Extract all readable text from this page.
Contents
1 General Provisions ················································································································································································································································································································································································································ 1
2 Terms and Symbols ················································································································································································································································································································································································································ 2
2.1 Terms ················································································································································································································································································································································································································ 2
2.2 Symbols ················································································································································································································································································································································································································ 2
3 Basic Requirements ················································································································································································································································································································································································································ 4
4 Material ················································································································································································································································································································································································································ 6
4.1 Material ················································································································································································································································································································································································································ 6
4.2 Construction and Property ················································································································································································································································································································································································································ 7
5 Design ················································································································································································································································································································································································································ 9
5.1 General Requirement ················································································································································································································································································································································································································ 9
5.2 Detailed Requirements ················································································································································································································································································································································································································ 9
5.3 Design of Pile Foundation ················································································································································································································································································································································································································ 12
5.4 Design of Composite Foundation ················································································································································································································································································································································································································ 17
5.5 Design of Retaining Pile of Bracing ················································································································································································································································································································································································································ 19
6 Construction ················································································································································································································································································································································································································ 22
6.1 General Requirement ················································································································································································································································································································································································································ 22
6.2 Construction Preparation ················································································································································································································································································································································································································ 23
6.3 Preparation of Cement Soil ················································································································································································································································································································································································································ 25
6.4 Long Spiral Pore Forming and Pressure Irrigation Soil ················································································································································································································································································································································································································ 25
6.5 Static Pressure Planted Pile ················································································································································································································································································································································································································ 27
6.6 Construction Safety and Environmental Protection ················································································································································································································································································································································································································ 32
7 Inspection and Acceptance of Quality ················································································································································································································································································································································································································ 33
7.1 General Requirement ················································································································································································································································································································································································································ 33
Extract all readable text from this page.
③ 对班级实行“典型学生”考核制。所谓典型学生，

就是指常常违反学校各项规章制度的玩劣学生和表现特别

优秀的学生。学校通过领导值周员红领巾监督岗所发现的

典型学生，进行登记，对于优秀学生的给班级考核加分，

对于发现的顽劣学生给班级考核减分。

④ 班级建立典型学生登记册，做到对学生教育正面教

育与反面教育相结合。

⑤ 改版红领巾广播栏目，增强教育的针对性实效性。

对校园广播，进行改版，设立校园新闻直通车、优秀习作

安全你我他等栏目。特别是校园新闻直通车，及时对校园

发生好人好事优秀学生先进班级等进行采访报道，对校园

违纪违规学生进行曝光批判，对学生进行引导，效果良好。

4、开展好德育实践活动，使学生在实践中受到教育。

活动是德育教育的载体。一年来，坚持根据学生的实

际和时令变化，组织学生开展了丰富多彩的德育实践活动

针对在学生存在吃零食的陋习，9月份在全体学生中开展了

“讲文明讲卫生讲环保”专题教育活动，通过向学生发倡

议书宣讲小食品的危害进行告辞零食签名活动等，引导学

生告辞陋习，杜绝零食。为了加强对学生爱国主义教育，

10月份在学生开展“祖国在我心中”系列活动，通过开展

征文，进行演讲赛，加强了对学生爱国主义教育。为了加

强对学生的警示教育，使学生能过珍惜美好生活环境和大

# # #

→ PROBLEM DESCRIPTION
Restate the data above word for word, please.

→ WORKED SOLUTION
Extract all readable text from this page.
Contents
1 General Provisions ················································································································································································································································································································································································································ 1
2 Terms and Symbols ················································································································································································································································································································································································································ 2
2.1 Terms ················································································································································································································································································································································································································ 2
2.2 Symbols ················································································································································································································································································································································································································ 2
3 Basic Requirements ················································································································································································································································································································································································································ 4
4 Material ················································································································································································································································································································································································································ 6
4.1 Material ················································································································································································································································································································································································································ 6
4.2 Construction and Property ················································································································································································································································································································································································································ 7
5 Design ················································································································································································································································································································································································································ 9
5.1 General Requirement ················································································································································································································································································································································································································ 9
5.2 Detailed Requirements ················································································································································································································································································································································································································ 9
5.3 Design of Pile Foundation ················································································································································································································································································································································································································ 12
5.4 Design of Composite Foundation ················································································································································································································································································································································································································ 17
5.5 Design of Retaining Pile of Bracing ················································································································································································································································································································································································································ 19
6 Construction ················································································································································································································································································································································································································ 22
6.1 General Requirement ················································································································································································································································································································································································································ 22
6.2 Construction Preparation ················································································································································································································································································································································································································ 23
6.3 Preparation of Cement Soil ················································································································································································································································································································································································································ 25
6.4 Long Spiral Pore Forming and Pressure Irrigation Soil ················································································································································································································································································································································································································ 25
6.5 Static Pressure Planted Pile ················································································································································································································································································································································································································ 27
6.6 Construction Safety and Environmental Protection ················································································································································································································································································································································································································ 32
7 Inspection and Acceptance of Quality ················································································································································································································································································································································································································ 33
7.1 General Requirement ················································································································································································································································································································································································································ 33
Extract all readable text from this page.
③ 对班级实行“典型学生”考核制。所谓典型学生，

就是指常常违反学校各项规章制度的玩劣学生和表现特别

优秀的学生。学校通过领导值周员红领巾监督岗所发现的

典型学生，进行登记，对于优秀学生的给班级考核加分，

对于发现的顽劣学生给班级考核减分。

④ 班级建立典型学生登记册，做到对学生教育正面教

育与反面教育相结合。

⑤ 改版红领巾广播栏目，增强教育的针对性实效性。

对校园广播，进行改版，设立校园新闻直通车、优秀习作

安全你我他等栏目。特别是校园新闻直通车，及时对校园

发生好人好事优秀学生先进班级等进行采访报道，对校园

违纪违规学生进行曝光批判，对学生进行引导，效果良好。

4、开展好德育实践活动，使学生在实践中受到教育。

活动是德育教育的载体。一年来，坚持根据学生的实

际和时令变化，组织学生开展了丰富多彩的德育实践活动

针对在学生存在吃零食的陋习，9月份在全体学生中开展了

“讲文明讲卫生讲环保”专题教育活动，通过向学生发倡

议书宣讲小食品的危害进行告辞零食签名活动等，引导学

生告辞陋习，杜绝零食。为了加强对学生爱国主义教育，

10月份在学生开展“祖国在我心中”系列活动，通过开展

征文，进行演讲赛，加强了对学生爱国主义教育。为了加

强对学生的警示教育，使学生能过珍惜美好生活环境和大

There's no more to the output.